Stored entries

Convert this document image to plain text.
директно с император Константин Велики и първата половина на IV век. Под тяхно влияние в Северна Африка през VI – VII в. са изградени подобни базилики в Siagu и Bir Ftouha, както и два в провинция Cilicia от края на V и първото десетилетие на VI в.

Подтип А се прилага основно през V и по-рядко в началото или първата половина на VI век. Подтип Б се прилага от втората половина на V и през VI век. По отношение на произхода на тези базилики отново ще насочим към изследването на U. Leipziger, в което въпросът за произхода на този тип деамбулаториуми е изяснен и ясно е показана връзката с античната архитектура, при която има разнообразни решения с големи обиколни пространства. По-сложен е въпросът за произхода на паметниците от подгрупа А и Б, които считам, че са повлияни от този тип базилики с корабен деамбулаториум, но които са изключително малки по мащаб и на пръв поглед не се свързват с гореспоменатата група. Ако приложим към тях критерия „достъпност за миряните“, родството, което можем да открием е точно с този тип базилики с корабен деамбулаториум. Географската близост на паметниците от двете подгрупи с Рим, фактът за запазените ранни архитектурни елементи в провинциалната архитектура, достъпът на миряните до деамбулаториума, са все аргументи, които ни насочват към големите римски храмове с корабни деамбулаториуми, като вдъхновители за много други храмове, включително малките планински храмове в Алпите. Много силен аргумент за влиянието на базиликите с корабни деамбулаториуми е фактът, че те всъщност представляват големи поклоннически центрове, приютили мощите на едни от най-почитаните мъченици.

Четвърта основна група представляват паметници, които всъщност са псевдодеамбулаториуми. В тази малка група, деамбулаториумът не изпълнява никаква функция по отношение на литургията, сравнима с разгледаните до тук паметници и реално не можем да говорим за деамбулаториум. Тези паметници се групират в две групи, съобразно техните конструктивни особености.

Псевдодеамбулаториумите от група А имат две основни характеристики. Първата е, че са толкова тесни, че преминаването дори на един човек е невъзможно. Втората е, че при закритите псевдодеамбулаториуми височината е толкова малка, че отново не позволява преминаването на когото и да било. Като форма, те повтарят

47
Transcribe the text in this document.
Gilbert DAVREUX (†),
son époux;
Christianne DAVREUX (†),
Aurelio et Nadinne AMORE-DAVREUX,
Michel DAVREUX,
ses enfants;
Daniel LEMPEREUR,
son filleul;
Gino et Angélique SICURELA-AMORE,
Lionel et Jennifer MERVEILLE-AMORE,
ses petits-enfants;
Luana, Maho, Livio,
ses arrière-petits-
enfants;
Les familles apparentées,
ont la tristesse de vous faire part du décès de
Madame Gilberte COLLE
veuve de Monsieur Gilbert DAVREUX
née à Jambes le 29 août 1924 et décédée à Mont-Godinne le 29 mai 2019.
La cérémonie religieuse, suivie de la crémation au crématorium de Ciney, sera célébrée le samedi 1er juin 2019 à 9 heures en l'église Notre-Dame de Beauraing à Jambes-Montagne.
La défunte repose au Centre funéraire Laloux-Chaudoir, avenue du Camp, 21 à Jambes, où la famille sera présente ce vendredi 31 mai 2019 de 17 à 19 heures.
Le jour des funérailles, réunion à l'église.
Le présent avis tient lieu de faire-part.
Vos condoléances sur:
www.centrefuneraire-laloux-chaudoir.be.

▸ What you are asked to do:
Locate each line with the word "enfants" and copy it.

▸ Complete output:
ses enfants;
ses petits-enfants;
enfants;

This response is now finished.